Record list:
start

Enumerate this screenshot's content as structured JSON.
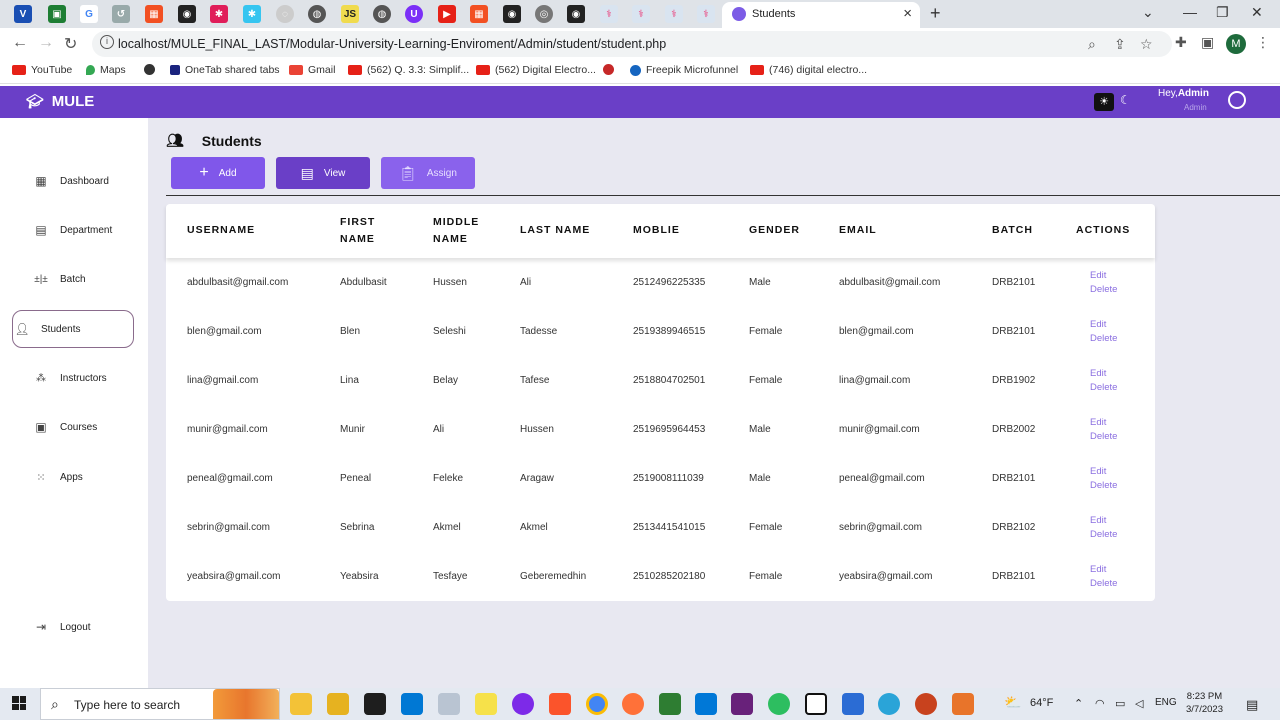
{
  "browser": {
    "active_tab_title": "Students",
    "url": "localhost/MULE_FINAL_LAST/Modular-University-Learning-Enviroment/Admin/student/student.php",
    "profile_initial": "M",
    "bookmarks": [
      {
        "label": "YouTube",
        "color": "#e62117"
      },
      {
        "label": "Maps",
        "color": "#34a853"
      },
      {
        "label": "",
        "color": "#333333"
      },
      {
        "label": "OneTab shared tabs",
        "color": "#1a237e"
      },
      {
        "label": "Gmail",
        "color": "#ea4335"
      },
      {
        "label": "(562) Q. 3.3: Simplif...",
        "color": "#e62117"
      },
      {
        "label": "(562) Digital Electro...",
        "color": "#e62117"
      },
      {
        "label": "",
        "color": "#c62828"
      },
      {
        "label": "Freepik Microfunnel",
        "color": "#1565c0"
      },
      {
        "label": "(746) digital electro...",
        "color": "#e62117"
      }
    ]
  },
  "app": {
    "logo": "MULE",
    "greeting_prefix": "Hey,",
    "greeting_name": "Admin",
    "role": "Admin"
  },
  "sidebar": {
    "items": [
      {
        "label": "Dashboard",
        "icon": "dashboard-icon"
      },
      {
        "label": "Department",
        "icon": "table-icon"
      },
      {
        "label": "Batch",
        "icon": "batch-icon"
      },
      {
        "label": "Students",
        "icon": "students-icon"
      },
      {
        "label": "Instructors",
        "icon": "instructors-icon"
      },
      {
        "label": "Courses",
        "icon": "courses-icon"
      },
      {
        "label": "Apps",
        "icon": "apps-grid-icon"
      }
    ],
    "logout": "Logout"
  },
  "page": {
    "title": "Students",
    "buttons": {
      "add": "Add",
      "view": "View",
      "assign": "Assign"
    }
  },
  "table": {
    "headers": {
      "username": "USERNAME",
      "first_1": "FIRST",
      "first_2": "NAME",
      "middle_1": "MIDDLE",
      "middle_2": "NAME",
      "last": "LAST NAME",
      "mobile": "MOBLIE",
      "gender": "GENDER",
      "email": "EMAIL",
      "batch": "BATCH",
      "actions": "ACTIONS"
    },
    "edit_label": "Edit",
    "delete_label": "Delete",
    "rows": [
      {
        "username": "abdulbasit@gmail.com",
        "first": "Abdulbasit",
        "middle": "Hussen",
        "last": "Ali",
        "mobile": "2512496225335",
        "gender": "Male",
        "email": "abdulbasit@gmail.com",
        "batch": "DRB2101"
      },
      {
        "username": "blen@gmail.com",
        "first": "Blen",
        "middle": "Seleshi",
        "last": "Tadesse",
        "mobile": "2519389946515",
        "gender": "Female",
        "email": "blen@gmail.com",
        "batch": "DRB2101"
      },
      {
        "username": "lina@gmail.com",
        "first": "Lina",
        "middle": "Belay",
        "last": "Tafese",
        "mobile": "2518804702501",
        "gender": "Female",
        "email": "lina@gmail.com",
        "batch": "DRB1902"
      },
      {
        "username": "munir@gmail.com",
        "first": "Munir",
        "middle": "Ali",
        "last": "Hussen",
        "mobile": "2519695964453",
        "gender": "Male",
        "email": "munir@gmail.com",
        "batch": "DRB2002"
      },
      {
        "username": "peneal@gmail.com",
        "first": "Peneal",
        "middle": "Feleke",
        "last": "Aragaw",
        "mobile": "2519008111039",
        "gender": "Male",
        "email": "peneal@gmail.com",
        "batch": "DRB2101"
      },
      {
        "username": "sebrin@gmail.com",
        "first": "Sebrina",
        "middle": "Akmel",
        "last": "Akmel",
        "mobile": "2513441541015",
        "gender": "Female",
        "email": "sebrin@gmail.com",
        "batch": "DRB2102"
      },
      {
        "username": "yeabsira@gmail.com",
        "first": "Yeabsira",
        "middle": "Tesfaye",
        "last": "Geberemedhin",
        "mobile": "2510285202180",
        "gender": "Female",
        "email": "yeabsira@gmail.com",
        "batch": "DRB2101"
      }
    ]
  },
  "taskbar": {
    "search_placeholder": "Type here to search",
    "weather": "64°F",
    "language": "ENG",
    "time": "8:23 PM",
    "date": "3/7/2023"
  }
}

end
start

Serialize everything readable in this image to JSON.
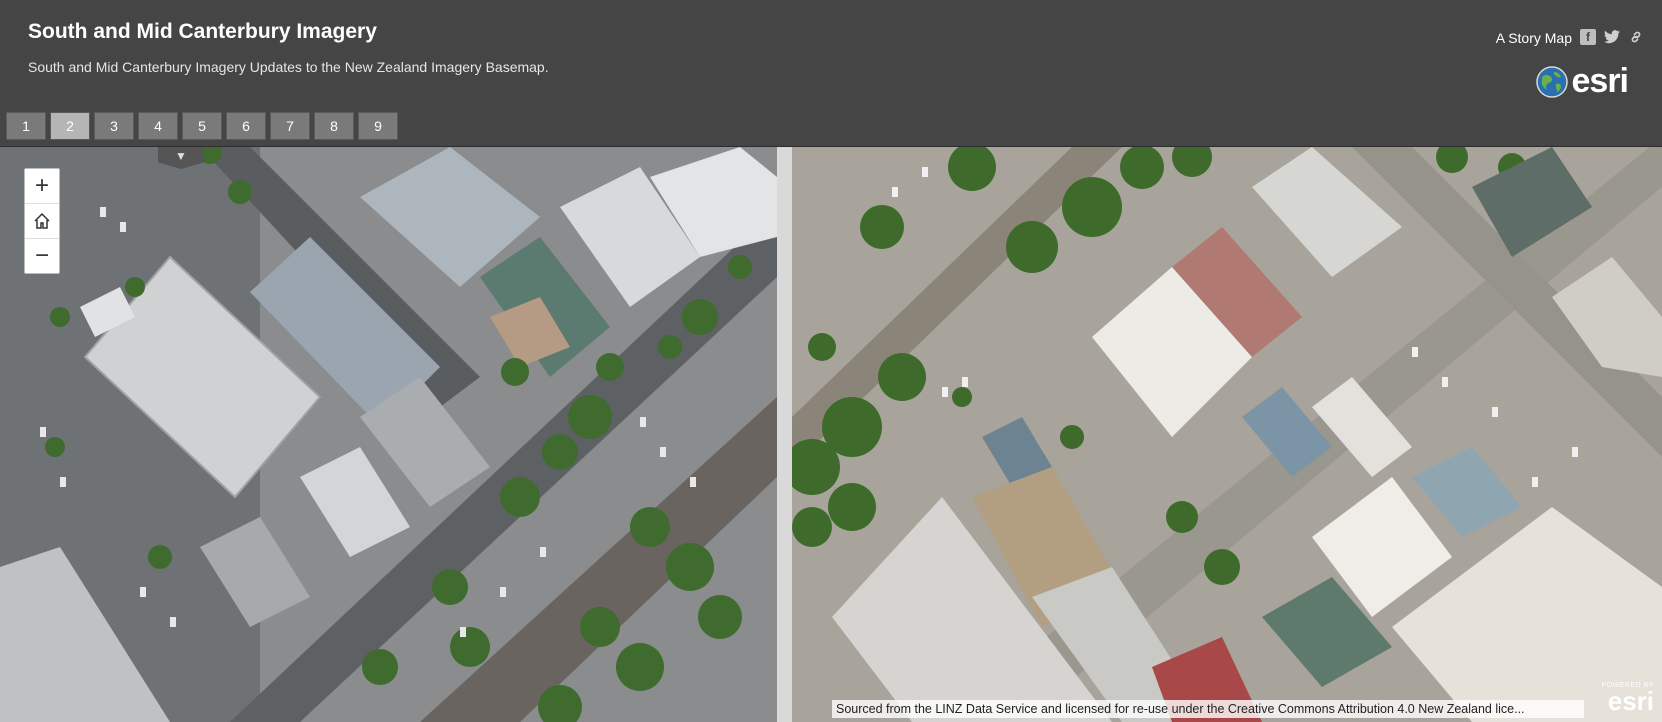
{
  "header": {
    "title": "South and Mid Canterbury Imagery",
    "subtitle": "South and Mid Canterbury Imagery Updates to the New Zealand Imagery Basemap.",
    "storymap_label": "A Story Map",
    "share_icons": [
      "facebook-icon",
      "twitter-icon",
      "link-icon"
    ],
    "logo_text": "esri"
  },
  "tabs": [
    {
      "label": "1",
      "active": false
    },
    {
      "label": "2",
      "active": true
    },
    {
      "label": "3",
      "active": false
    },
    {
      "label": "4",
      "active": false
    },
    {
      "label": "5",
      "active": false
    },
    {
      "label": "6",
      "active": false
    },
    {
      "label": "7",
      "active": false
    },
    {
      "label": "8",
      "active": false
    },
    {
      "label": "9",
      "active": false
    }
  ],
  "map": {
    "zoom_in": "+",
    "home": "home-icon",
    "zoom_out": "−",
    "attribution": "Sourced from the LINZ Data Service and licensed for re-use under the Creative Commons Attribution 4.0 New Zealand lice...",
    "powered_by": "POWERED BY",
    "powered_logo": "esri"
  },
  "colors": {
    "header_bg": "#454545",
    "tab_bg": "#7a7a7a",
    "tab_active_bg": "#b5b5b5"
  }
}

end
start

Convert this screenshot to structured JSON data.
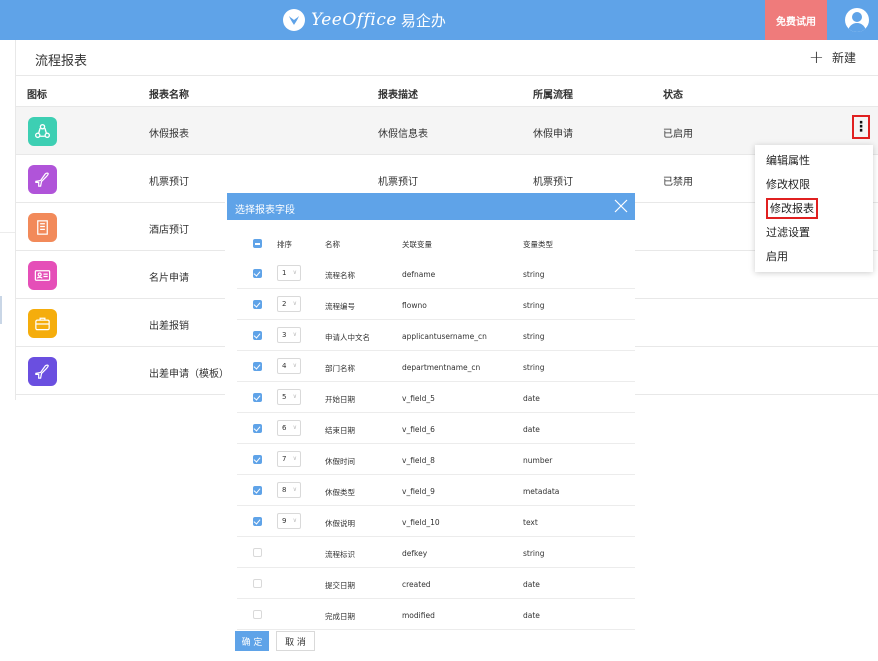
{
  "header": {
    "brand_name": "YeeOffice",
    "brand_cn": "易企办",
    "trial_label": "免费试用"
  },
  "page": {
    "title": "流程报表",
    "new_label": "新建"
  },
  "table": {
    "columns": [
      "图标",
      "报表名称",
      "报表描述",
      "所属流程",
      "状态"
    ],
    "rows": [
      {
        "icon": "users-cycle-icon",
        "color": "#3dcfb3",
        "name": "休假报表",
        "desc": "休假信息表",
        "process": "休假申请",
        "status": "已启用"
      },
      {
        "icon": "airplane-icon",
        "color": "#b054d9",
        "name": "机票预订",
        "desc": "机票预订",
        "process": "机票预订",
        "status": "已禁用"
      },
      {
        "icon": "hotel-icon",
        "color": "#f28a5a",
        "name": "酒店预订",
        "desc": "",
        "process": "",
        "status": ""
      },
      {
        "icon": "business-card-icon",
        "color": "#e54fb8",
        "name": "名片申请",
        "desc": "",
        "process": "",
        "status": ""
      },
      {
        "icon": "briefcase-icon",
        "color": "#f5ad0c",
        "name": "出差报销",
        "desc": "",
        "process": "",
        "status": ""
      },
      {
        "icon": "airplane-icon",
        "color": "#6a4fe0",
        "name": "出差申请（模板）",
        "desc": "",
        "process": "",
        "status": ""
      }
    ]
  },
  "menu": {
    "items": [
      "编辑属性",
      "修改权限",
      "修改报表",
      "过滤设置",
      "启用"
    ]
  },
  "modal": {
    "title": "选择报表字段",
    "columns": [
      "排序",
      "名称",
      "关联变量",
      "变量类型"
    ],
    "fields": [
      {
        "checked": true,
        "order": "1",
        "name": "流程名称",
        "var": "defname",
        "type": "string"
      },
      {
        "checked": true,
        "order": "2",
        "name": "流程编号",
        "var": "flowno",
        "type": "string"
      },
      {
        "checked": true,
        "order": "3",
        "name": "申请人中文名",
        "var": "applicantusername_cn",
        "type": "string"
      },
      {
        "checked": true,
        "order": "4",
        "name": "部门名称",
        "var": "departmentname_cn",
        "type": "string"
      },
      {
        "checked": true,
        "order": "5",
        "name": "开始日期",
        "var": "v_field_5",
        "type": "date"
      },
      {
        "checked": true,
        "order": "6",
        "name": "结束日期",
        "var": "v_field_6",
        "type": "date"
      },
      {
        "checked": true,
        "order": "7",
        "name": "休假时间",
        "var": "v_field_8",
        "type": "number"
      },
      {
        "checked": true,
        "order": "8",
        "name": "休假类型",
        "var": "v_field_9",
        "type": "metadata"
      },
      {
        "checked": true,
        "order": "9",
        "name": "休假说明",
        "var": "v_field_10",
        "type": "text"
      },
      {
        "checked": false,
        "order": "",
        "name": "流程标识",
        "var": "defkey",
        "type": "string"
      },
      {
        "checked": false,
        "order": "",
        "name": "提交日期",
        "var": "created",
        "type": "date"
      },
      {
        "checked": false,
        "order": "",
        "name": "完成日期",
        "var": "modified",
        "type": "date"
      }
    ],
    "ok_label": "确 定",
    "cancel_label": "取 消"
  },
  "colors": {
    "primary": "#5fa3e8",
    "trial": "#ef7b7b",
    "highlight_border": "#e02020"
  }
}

end

Short exercise: Which lines hold the word "email"? Copy each of them from the records.

Answer to this task:
      "email": "EMAIL",
        "email": "abdulbasit@gmail.com",
        "email": "blen@gmail.com",
        "email": "lina@gmail.com",
        "email": "munir@gmail.com",
        "email": "peneal@gmail.com",
        "email": "sebrin@gmail.com",
        "email": "yeabsira@gmail.com",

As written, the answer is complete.